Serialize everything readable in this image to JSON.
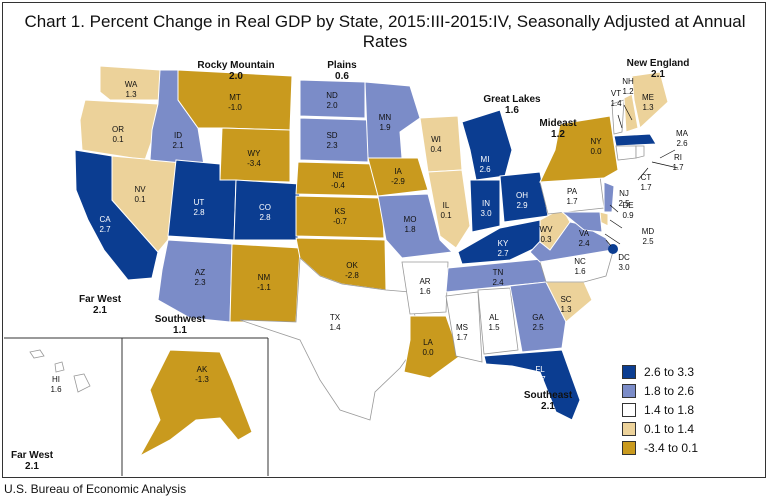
{
  "title": "Chart 1. Percent Change in Real GDP by State, 2015:III-2015:IV, Seasonally Adjusted at Annual Rates",
  "source": "U.S. Bureau of Economic Analysis",
  "colors": {
    "bin1": "#0b3d91",
    "bin2": "#7b8cc8",
    "bin3": "#ffffff",
    "bin4": "#ecd29a",
    "bin5": "#c99a1e"
  },
  "legend": [
    {
      "label": "2.6 to 3.3",
      "color": "#0b3d91"
    },
    {
      "label": "1.8 to 2.6",
      "color": "#7b8cc8"
    },
    {
      "label": "1.4 to 1.8",
      "color": "#ffffff"
    },
    {
      "label": "0.1 to 1.4",
      "color": "#ecd29a"
    },
    {
      "label": "-3.4 to 0.1",
      "color": "#c99a1e"
    }
  ],
  "regions": {
    "rocky_mountain": {
      "name": "Rocky Mountain",
      "value": "2.0"
    },
    "plains": {
      "name": "Plains",
      "value": "0.6"
    },
    "great_lakes": {
      "name": "Great Lakes",
      "value": "1.6"
    },
    "new_england": {
      "name": "New England",
      "value": "2.1"
    },
    "mideast": {
      "name": "Mideast",
      "value": "1.2"
    },
    "far_west": {
      "name": "Far West",
      "value": "2.1"
    },
    "southwest": {
      "name": "Southwest",
      "value": "1.1"
    },
    "southeast": {
      "name": "Southeast",
      "value": "2.1"
    },
    "far_west_inset": {
      "name": "Far West",
      "value": "2.1"
    }
  },
  "states": {
    "WA": {
      "abbr": "WA",
      "value": "1.3"
    },
    "OR": {
      "abbr": "OR",
      "value": "0.1"
    },
    "CA": {
      "abbr": "CA",
      "value": "2.7"
    },
    "NV": {
      "abbr": "NV",
      "value": "0.1"
    },
    "ID": {
      "abbr": "ID",
      "value": "2.1"
    },
    "MT": {
      "abbr": "MT",
      "value": "-1.0"
    },
    "WY": {
      "abbr": "WY",
      "value": "-3.4"
    },
    "UT": {
      "abbr": "UT",
      "value": "2.8"
    },
    "CO": {
      "abbr": "CO",
      "value": "2.8"
    },
    "AZ": {
      "abbr": "AZ",
      "value": "2.3"
    },
    "NM": {
      "abbr": "NM",
      "value": "-1.1"
    },
    "ND": {
      "abbr": "ND",
      "value": "2.0"
    },
    "SD": {
      "abbr": "SD",
      "value": "2.3"
    },
    "NE": {
      "abbr": "NE",
      "value": "-0.4"
    },
    "KS": {
      "abbr": "KS",
      "value": "-0.7"
    },
    "OK": {
      "abbr": "OK",
      "value": "-2.8"
    },
    "TX": {
      "abbr": "TX",
      "value": "1.4"
    },
    "MN": {
      "abbr": "MN",
      "value": "1.9"
    },
    "IA": {
      "abbr": "IA",
      "value": "-2.9"
    },
    "MO": {
      "abbr": "MO",
      "value": "1.8"
    },
    "AR": {
      "abbr": "AR",
      "value": "1.6"
    },
    "LA": {
      "abbr": "LA",
      "value": "0.0"
    },
    "WI": {
      "abbr": "WI",
      "value": "0.4"
    },
    "IL": {
      "abbr": "IL",
      "value": "0.1"
    },
    "MI": {
      "abbr": "MI",
      "value": "2.6"
    },
    "IN": {
      "abbr": "IN",
      "value": "3.0"
    },
    "OH": {
      "abbr": "OH",
      "value": "2.9"
    },
    "KY": {
      "abbr": "KY",
      "value": "2.7"
    },
    "TN": {
      "abbr": "TN",
      "value": "2.4"
    },
    "MS": {
      "abbr": "MS",
      "value": "1.7"
    },
    "AL": {
      "abbr": "AL",
      "value": "1.5"
    },
    "GA": {
      "abbr": "GA",
      "value": "2.5"
    },
    "FL": {
      "abbr": "FL",
      "value": "2.7"
    },
    "SC": {
      "abbr": "SC",
      "value": "1.3"
    },
    "NC": {
      "abbr": "NC",
      "value": "1.6"
    },
    "VA": {
      "abbr": "VA",
      "value": "2.4"
    },
    "WV": {
      "abbr": "WV",
      "value": "0.3"
    },
    "PA": {
      "abbr": "PA",
      "value": "1.7"
    },
    "NY": {
      "abbr": "NY",
      "value": "0.0"
    },
    "NJ": {
      "abbr": "NJ",
      "value": "2.5"
    },
    "DE": {
      "abbr": "DE",
      "value": "0.9"
    },
    "MD": {
      "abbr": "MD",
      "value": "2.5"
    },
    "DC": {
      "abbr": "DC",
      "value": "3.0"
    },
    "VT": {
      "abbr": "VT",
      "value": "1.4"
    },
    "NH": {
      "abbr": "NH",
      "value": "1.2"
    },
    "ME": {
      "abbr": "ME",
      "value": "1.3"
    },
    "MA": {
      "abbr": "MA",
      "value": "2.6"
    },
    "CT": {
      "abbr": "CT",
      "value": "1.7"
    },
    "RI": {
      "abbr": "RI",
      "value": "1.7"
    },
    "AK": {
      "abbr": "AK",
      "value": "-1.3"
    },
    "HI": {
      "abbr": "HI",
      "value": "1.6"
    }
  }
}
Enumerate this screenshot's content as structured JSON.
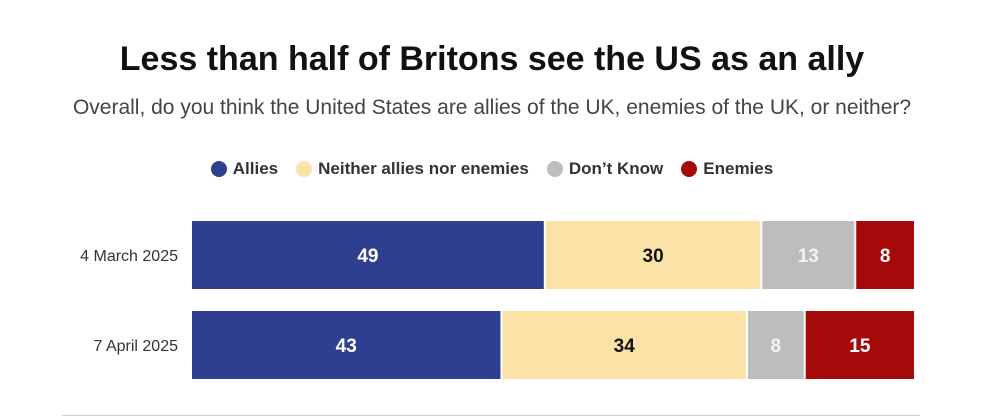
{
  "chart_data": {
    "type": "bar",
    "orientation": "horizontal",
    "stacked": true,
    "title": "Less than half of Britons see the US as an ally",
    "subtitle": "Overall, do you think the United States are allies of the UK, enemies of the UK, or neither?",
    "categories": [
      "4 March 2025",
      "7 April 2025"
    ],
    "series": [
      {
        "name": "Allies",
        "values": [
          49,
          43
        ],
        "color": "#2e3f8f",
        "label_color": "#ffffff"
      },
      {
        "name": "Neither allies nor enemies",
        "values": [
          30,
          34
        ],
        "color": "#fbe3a8",
        "label_color": "#111111"
      },
      {
        "name": "Don’t Know",
        "values": [
          13,
          8
        ],
        "color": "#bdbdbd",
        "label_color": "#f2f2f2"
      },
      {
        "name": "Enemies",
        "values": [
          8,
          15
        ],
        "color": "#a50a0a",
        "label_color": "#ffffff"
      }
    ],
    "xlim": [
      0,
      100
    ],
    "legend_position": "top-center",
    "grid": false
  }
}
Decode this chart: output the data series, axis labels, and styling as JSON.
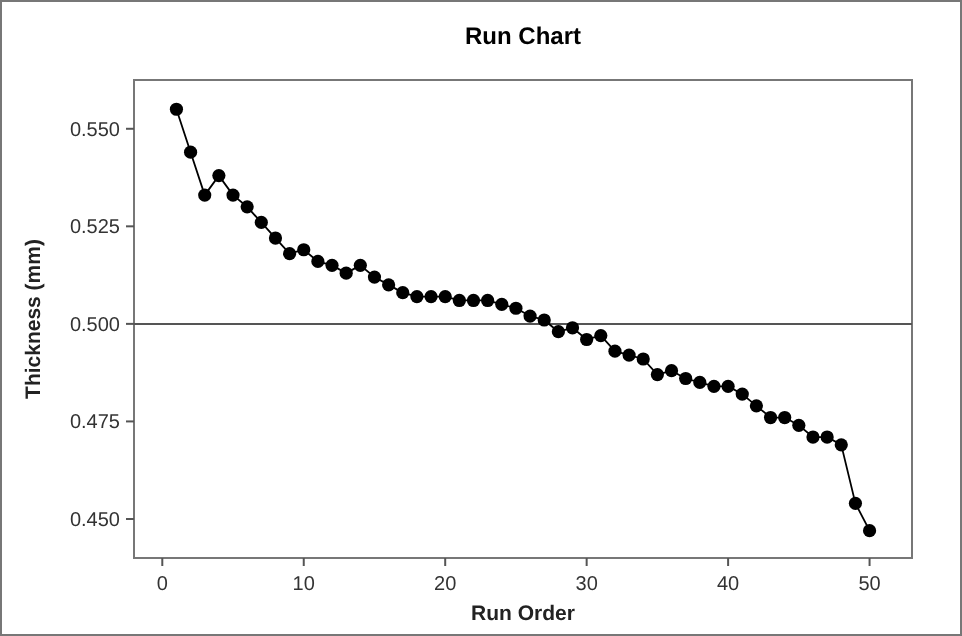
{
  "chart_data": {
    "type": "line",
    "title": "Run Chart",
    "xlabel": "Run Order",
    "ylabel": "Thickness (mm)",
    "x": [
      1,
      2,
      3,
      4,
      5,
      6,
      7,
      8,
      9,
      10,
      11,
      12,
      13,
      14,
      15,
      16,
      17,
      18,
      19,
      20,
      21,
      22,
      23,
      24,
      25,
      26,
      27,
      28,
      29,
      30,
      31,
      32,
      33,
      34,
      35,
      36,
      37,
      38,
      39,
      40,
      41,
      42,
      43,
      44,
      45,
      46,
      47,
      48,
      49,
      50
    ],
    "series": [
      {
        "color": "#000000",
        "values": [
          0.555,
          0.544,
          0.533,
          0.538,
          0.533,
          0.53,
          0.526,
          0.522,
          0.518,
          0.519,
          0.516,
          0.515,
          0.513,
          0.515,
          0.512,
          0.51,
          0.508,
          0.507,
          0.507,
          0.507,
          0.506,
          0.506,
          0.506,
          0.505,
          0.504,
          0.502,
          0.501,
          0.498,
          0.499,
          0.496,
          0.497,
          0.493,
          0.492,
          0.491,
          0.487,
          0.488,
          0.486,
          0.485,
          0.484,
          0.484,
          0.482,
          0.479,
          0.476,
          0.476,
          0.474,
          0.471,
          0.471,
          0.469,
          0.454,
          0.447
        ]
      }
    ],
    "xlim": [
      -2,
      53
    ],
    "xticks": [
      0,
      10,
      20,
      30,
      40,
      50
    ],
    "ylim": [
      0.44,
      0.5625
    ],
    "yticks": [
      {
        "value": 0.45,
        "label": "0.450"
      },
      {
        "value": 0.475,
        "label": "0.475"
      },
      {
        "value": 0.5,
        "label": "0.500"
      },
      {
        "value": 0.525,
        "label": "0.525"
      },
      {
        "value": 0.55,
        "label": "0.550"
      }
    ],
    "ref_lines": [
      {
        "axis": "y",
        "value": 0.5,
        "color": "#555555"
      }
    ],
    "marker": "circle",
    "line_style": "solid"
  }
}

------------------------------------------------------------

Report back each line of the entries that holds the string "axis".

# Exercise result
Decode this chart: output the data series, axis labels, and styling as JSON.
        "axis": "y",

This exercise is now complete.